==== RECORDS FOR THE TASK ====

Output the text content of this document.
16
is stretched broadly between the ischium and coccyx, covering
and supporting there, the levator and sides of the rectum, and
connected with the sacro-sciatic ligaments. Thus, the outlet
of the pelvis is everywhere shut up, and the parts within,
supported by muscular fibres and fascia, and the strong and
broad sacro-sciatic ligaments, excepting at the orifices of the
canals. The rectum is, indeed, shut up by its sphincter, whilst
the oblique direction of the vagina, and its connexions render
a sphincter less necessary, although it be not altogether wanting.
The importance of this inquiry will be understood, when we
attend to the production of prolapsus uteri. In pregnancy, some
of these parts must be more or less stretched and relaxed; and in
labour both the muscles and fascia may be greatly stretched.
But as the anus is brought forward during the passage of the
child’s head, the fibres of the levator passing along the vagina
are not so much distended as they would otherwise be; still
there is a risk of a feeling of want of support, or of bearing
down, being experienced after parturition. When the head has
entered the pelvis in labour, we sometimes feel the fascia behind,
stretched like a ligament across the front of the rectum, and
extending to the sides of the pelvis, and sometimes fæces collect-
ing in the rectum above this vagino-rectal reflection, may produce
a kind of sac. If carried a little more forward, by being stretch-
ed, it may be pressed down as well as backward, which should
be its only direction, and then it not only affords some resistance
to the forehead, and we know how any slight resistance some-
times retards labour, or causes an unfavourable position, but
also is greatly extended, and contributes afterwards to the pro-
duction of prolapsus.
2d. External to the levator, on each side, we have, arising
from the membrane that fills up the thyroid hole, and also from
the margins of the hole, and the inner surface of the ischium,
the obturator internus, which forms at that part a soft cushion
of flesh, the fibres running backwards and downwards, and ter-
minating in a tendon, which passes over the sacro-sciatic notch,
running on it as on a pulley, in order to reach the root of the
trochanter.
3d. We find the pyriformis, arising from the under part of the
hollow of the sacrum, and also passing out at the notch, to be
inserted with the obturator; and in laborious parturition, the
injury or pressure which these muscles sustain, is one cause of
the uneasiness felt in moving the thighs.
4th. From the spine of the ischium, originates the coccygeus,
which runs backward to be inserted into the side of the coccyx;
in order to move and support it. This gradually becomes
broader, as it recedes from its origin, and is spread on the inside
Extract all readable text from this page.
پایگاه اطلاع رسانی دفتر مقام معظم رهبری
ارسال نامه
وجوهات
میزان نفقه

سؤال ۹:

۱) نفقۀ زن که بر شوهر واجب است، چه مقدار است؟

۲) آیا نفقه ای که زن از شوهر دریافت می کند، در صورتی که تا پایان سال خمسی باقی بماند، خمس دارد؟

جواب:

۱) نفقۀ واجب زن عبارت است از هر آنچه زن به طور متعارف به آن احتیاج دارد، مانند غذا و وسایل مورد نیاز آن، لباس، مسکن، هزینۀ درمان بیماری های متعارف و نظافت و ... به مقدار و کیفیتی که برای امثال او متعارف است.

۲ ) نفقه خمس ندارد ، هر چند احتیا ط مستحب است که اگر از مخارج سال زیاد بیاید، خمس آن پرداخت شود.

====

§ REQUIREMENTS
Filter lines by "hole" and return each hit.

§ ANSWER TO THE EXERCISE
from the membrane that fills up the thyroid hole, and also from
the margins of the hole, and the inner surface of the ischium,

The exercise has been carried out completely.